▶ _Challenge_
Turn the lines of the records from the one containing "Localize each UI" through the one containing "data-point: [656, 252, 660, 256]", both included, into a numbered list, leaving out any blank lines. Include only those lines.

[Records from a collection]
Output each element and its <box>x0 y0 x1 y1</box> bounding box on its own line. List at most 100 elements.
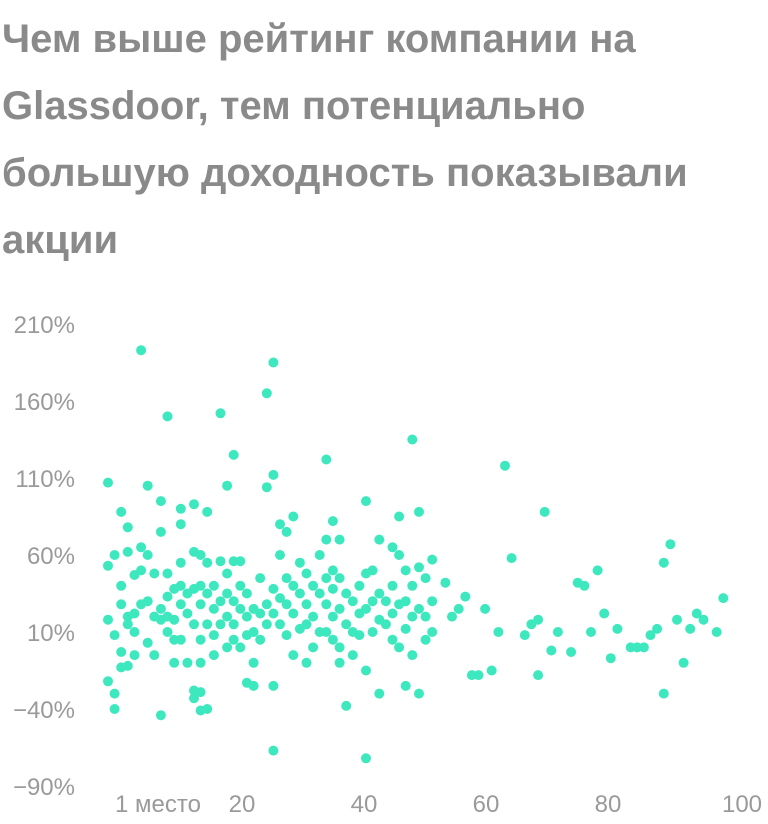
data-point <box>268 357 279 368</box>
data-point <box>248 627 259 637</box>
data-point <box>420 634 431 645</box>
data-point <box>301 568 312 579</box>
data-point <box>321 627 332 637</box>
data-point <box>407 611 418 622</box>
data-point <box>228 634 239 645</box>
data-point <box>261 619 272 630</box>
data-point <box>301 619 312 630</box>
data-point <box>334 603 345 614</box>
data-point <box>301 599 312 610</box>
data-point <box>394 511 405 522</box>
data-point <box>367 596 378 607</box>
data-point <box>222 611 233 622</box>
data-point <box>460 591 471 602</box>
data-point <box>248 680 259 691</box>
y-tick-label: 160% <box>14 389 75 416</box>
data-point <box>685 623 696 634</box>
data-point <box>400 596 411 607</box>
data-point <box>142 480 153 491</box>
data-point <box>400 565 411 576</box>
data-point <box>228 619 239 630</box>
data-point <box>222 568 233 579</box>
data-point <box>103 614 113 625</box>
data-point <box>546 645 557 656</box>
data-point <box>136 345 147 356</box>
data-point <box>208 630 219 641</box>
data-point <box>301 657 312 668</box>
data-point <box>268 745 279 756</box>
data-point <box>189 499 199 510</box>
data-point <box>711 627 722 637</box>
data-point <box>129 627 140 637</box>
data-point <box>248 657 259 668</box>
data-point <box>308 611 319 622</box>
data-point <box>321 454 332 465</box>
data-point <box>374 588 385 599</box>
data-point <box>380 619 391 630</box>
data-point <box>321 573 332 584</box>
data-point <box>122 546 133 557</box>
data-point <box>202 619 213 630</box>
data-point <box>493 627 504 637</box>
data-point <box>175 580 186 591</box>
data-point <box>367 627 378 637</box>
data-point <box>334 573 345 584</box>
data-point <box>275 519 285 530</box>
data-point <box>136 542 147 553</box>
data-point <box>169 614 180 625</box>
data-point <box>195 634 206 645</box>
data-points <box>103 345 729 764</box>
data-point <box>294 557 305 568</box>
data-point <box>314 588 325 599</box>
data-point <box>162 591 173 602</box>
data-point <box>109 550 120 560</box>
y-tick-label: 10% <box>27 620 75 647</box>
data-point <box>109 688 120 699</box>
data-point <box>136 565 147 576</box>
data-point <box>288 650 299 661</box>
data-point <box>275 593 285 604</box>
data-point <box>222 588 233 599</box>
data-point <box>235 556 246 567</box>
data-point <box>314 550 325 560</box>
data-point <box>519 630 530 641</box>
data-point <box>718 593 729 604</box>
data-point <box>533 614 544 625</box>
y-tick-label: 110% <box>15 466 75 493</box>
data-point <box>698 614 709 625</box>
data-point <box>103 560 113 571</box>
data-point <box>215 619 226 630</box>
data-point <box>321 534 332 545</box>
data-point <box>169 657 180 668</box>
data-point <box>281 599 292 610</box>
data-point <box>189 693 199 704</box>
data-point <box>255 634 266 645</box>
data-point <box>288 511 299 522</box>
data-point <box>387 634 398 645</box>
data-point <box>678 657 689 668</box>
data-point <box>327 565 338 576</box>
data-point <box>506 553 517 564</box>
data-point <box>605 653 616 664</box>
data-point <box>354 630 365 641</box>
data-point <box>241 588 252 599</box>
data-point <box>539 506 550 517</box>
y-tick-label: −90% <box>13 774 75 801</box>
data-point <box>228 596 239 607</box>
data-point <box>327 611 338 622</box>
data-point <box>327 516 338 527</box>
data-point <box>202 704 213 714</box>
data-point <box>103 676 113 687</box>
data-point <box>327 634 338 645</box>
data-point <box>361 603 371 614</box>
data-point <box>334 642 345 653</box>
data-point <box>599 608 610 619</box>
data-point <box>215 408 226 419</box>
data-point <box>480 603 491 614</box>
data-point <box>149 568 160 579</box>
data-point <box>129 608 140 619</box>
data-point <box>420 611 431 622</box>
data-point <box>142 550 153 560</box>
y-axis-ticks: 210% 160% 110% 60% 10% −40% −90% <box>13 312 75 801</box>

...

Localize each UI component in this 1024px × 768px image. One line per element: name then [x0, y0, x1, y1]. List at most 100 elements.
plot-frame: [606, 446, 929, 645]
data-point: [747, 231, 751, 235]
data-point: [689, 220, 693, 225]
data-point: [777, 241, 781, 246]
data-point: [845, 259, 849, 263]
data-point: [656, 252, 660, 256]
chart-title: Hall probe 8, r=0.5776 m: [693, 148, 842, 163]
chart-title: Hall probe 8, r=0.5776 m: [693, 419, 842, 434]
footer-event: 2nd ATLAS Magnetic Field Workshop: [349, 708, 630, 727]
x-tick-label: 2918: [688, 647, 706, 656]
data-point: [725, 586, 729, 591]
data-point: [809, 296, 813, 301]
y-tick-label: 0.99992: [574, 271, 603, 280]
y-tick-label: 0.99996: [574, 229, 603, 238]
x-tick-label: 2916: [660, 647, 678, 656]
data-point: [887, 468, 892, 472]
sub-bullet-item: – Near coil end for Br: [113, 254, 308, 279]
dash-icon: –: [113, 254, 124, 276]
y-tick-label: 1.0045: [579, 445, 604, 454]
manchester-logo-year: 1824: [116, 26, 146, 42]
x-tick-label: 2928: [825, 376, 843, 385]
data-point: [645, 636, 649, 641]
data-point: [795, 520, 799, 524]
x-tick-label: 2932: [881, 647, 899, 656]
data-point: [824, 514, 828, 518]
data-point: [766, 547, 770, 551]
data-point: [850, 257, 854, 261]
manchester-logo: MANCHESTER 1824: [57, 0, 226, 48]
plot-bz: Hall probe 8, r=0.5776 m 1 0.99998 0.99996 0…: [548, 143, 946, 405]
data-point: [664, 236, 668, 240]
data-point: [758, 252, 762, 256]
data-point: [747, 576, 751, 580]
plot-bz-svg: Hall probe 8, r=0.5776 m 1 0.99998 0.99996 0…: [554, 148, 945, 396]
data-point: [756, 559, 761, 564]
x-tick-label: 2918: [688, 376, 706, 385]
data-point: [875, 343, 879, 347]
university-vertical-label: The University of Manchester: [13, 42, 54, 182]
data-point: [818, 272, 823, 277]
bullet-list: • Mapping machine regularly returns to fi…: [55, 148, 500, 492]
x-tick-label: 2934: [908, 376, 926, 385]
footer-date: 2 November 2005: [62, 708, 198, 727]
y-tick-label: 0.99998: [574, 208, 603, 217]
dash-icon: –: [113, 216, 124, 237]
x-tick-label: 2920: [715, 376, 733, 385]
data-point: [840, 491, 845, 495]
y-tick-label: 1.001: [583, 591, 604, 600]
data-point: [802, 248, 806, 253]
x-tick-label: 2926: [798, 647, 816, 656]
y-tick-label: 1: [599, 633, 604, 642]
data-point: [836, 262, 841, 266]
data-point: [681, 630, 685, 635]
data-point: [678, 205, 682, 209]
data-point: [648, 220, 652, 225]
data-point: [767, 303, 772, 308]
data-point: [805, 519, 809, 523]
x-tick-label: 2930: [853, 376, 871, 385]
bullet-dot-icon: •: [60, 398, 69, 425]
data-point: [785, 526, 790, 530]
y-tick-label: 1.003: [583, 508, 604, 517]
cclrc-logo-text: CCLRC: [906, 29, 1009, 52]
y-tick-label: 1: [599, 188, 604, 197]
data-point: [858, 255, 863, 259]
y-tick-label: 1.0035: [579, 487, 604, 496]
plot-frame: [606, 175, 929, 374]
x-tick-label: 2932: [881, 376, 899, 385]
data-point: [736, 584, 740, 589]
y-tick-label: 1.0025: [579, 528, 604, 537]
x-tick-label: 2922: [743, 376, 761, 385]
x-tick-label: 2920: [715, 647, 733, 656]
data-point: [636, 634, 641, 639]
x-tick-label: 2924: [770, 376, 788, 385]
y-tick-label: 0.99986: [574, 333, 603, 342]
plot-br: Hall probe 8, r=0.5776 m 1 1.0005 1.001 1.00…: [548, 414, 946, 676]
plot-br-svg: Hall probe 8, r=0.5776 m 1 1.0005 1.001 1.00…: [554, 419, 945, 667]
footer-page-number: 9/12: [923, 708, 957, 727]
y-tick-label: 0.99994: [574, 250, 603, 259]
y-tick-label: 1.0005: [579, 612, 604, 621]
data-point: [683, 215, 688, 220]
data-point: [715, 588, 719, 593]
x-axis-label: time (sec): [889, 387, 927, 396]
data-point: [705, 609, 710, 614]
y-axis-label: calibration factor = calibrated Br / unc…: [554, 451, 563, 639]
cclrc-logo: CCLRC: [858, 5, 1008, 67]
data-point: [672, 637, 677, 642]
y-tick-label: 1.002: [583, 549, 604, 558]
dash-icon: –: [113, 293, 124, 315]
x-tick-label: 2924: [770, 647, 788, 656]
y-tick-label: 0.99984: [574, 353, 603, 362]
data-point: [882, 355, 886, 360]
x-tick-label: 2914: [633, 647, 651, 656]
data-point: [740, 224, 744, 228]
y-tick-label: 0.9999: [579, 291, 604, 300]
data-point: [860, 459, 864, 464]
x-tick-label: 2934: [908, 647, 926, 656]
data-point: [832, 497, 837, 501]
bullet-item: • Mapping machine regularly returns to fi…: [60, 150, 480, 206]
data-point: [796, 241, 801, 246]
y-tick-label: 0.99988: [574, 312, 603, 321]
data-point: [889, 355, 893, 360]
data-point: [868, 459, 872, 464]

▶ _Finished task_
1. Localize each UI component in this 1024px × 768px image. One line per element: name then [x0, y0, x1, y1]. List at most 100 elements.
2. plot-frame: [606, 446, 929, 645]
3. data-point: [747, 231, 751, 235]
4. data-point: [689, 220, 693, 225]
5. data-point: [777, 241, 781, 246]
6. data-point: [845, 259, 849, 263]
7. data-point: [656, 252, 660, 256]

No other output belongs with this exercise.